● Exercise prompt: Look through the records below and collect all lines that hold the string "lower".

________________________________________

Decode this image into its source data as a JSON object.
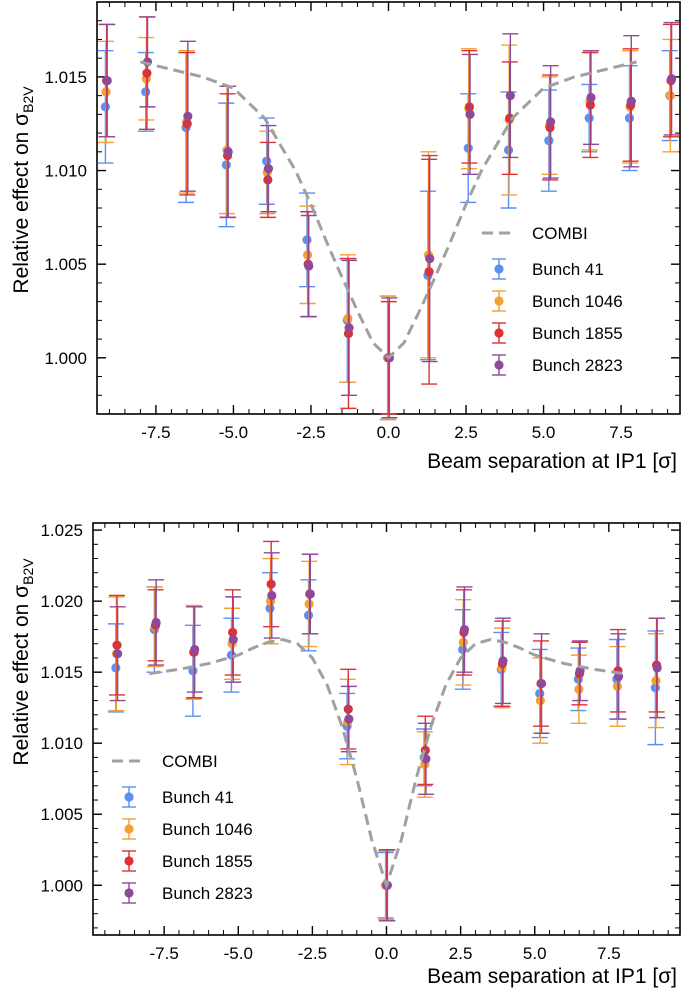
{
  "chart_data": [
    {
      "type": "scatter",
      "title": "",
      "xlabel": "Beam separation at IP1 [σ]",
      "ylabel": "Relative effect on σ",
      "ylabel_sub": "B2V",
      "xlim": [
        -9.4,
        9.4
      ],
      "ylim": [
        0.997,
        1.019
      ],
      "xticks": [
        -7.5,
        -5.0,
        -2.5,
        0.0,
        2.5,
        5.0,
        7.5
      ],
      "xtick_labels": [
        "-7.5",
        "-5.0",
        "-2.5",
        "0.0",
        "2.5",
        "5.0",
        "7.5"
      ],
      "yticks": [
        1.0,
        1.005,
        1.01,
        1.015
      ],
      "ytick_labels": [
        "1.000",
        "1.005",
        "1.010",
        "1.015"
      ],
      "legend_position": "lower-right",
      "combi": {
        "name": "COMBI",
        "color": "#a0a0a0",
        "x": [
          -8.0,
          -7.0,
          -6.0,
          -5.0,
          -4.0,
          -3.0,
          -2.5,
          -2.0,
          -1.5,
          -1.0,
          -0.5,
          0.0,
          0.5,
          1.0,
          1.5,
          2.0,
          2.5,
          3.0,
          4.0,
          5.0,
          6.0,
          7.0,
          8.0
        ],
        "y": [
          1.0158,
          1.0154,
          1.015,
          1.0144,
          1.0128,
          1.01,
          1.0082,
          1.0062,
          1.0043,
          1.0025,
          1.0008,
          1.0,
          1.0008,
          1.0025,
          1.0043,
          1.0062,
          1.0082,
          1.01,
          1.0128,
          1.0144,
          1.015,
          1.0154,
          1.0158
        ]
      },
      "x": [
        -9.1,
        -7.8,
        -6.5,
        -5.2,
        -3.9,
        -2.6,
        -1.3,
        0.0,
        1.3,
        2.6,
        3.9,
        5.2,
        6.5,
        7.8,
        9.1
      ],
      "series": [
        {
          "name": "Bunch 41",
          "color": "#5b8ff5",
          "values": [
            1.0134,
            1.0142,
            1.0123,
            1.0103,
            1.0105,
            1.0063,
            1.002,
            1.0,
            1.0044,
            1.0112,
            1.0111,
            1.0116,
            1.0128,
            1.0128,
            1.014
          ],
          "errors": [
            0.003,
            0.0021,
            0.004,
            0.0033,
            0.0023,
            0.0025,
            0.0033,
            0.0033,
            0.0045,
            0.0029,
            0.0031,
            0.0027,
            0.0018,
            0.0028,
            0.0024
          ]
        },
        {
          "name": "Bunch 1046",
          "color": "#f5a030",
          "values": [
            1.0142,
            1.0149,
            1.0126,
            1.0111,
            1.0099,
            1.0055,
            1.0021,
            1.0,
            1.0055,
            1.0133,
            1.0127,
            1.0124,
            1.0137,
            1.0134,
            1.014
          ],
          "errors": [
            0.0027,
            0.0022,
            0.0038,
            0.0034,
            0.0022,
            0.0026,
            0.0034,
            0.0033,
            0.0055,
            0.0032,
            0.004,
            0.0026,
            0.0026,
            0.003,
            0.003
          ]
        },
        {
          "name": "Bunch 1855",
          "color": "#e03030",
          "values": [
            1.0148,
            1.0152,
            1.0125,
            1.0108,
            1.0095,
            1.005,
            1.0013,
            1.0,
            1.0046,
            1.0134,
            1.0128,
            1.0123,
            1.0135,
            1.0135,
            1.0148
          ],
          "errors": [
            0.003,
            0.003,
            0.0038,
            0.0033,
            0.002,
            0.0028,
            0.004,
            0.003,
            0.006,
            0.003,
            0.003,
            0.0028,
            0.0028,
            0.003,
            0.003
          ]
        },
        {
          "name": "Bunch 2823",
          "color": "#8e4a99",
          "values": [
            1.0148,
            1.0158,
            1.0129,
            1.011,
            1.0101,
            1.0049,
            1.0016,
            1.0,
            1.0053,
            1.013,
            1.014,
            1.0126,
            1.0139,
            1.0137,
            1.0149
          ],
          "errors": [
            0.003,
            0.0024,
            0.004,
            0.0035,
            0.0023,
            0.0027,
            0.0036,
            0.0032,
            0.0055,
            0.0032,
            0.0033,
            0.003,
            0.0025,
            0.0035,
            0.003
          ]
        }
      ]
    },
    {
      "type": "scatter",
      "title": "",
      "xlabel": "Beam separation at IP1 [σ]",
      "ylabel": "Relative effect on σ",
      "ylabel_sub": "B2V",
      "xlim": [
        -9.9,
        9.9
      ],
      "ylim": [
        0.9965,
        1.0255
      ],
      "xticks": [
        -7.5,
        -5.0,
        -2.5,
        0.0,
        2.5,
        5.0,
        7.5
      ],
      "xtick_labels": [
        "-7.5",
        "-5.0",
        "-2.5",
        "0.0",
        "2.5",
        "5.0",
        "7.5"
      ],
      "yticks": [
        1.0,
        1.005,
        1.01,
        1.015,
        1.02,
        1.025
      ],
      "ytick_labels": [
        "1.000",
        "1.005",
        "1.010",
        "1.015",
        "1.020",
        "1.025"
      ],
      "legend_position": "lower-left",
      "combi": {
        "name": "COMBI",
        "color": "#a0a0a0",
        "x": [
          -8.0,
          -7.0,
          -6.0,
          -5.0,
          -4.5,
          -4.0,
          -3.5,
          -3.0,
          -2.5,
          -2.0,
          -1.5,
          -1.0,
          -0.5,
          0.0,
          0.5,
          1.0,
          1.5,
          2.0,
          2.5,
          3.0,
          3.5,
          4.0,
          4.5,
          5.0,
          6.0,
          7.0,
          8.0
        ],
        "y": [
          1.0149,
          1.0152,
          1.0156,
          1.0162,
          1.0167,
          1.0171,
          1.0173,
          1.017,
          1.016,
          1.0141,
          1.0112,
          1.0075,
          1.0032,
          1.0,
          1.0032,
          1.0075,
          1.0112,
          1.0141,
          1.016,
          1.017,
          1.0173,
          1.0171,
          1.0167,
          1.0162,
          1.0156,
          1.0152,
          1.0149
        ]
      },
      "x": [
        -9.1,
        -7.8,
        -6.5,
        -5.2,
        -3.9,
        -2.6,
        -1.3,
        0.0,
        1.3,
        2.6,
        3.9,
        5.2,
        6.5,
        7.8,
        9.1
      ],
      "series": [
        {
          "name": "Bunch 41",
          "color": "#5b8ff5",
          "values": [
            1.0153,
            1.018,
            1.0151,
            1.0162,
            1.0195,
            1.019,
            1.0112,
            1.0,
            1.009,
            1.0166,
            1.0152,
            1.0135,
            1.0145,
            1.0145,
            1.0139
          ],
          "errors": [
            0.0031,
            0.003,
            0.0032,
            0.0026,
            0.0025,
            0.0025,
            0.0023,
            0.0023,
            0.002,
            0.0028,
            0.0026,
            0.0031,
            0.0022,
            0.0028,
            0.004
          ]
        },
        {
          "name": "Bunch 1046",
          "color": "#f5a030",
          "values": [
            1.0163,
            1.0182,
            1.0164,
            1.017,
            1.02,
            1.0198,
            1.0115,
            1.0,
            1.0085,
            1.0171,
            1.0153,
            1.013,
            1.0138,
            1.014,
            1.0144
          ],
          "errors": [
            0.004,
            0.0028,
            0.0033,
            0.0025,
            0.003,
            0.003,
            0.003,
            0.0024,
            0.0023,
            0.003,
            0.0028,
            0.003,
            0.0024,
            0.0028,
            0.0033
          ]
        },
        {
          "name": "Bunch 1855",
          "color": "#e03030",
          "values": [
            1.0169,
            1.0183,
            1.0164,
            1.0178,
            1.0212,
            1.0205,
            1.0124,
            1.0,
            1.0095,
            1.0178,
            1.0156,
            1.0142,
            1.0149,
            1.0151,
            1.0155
          ],
          "errors": [
            0.0035,
            0.0025,
            0.0032,
            0.003,
            0.003,
            0.0028,
            0.0028,
            0.0025,
            0.0024,
            0.003,
            0.003,
            0.003,
            0.0022,
            0.0029,
            0.0033
          ]
        },
        {
          "name": "Bunch 2823",
          "color": "#8e4a99",
          "values": [
            1.0163,
            1.0185,
            1.0166,
            1.0173,
            1.0204,
            1.0205,
            1.0117,
            1.0,
            1.0089,
            1.018,
            1.0158,
            1.0142,
            1.0151,
            1.0147,
            1.0153
          ],
          "errors": [
            0.0033,
            0.003,
            0.003,
            0.003,
            0.003,
            0.0028,
            0.0023,
            0.0025,
            0.0025,
            0.003,
            0.003,
            0.0035,
            0.0021,
            0.003,
            0.0035
          ]
        }
      ]
    }
  ]
}
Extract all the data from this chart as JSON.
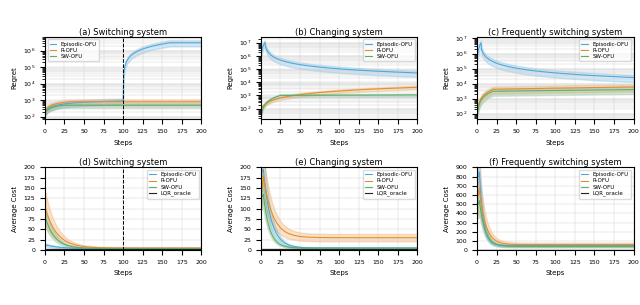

________________________________________

● Reply:
      "legend_position": "lower-right",
      "legend_position": "lower-left",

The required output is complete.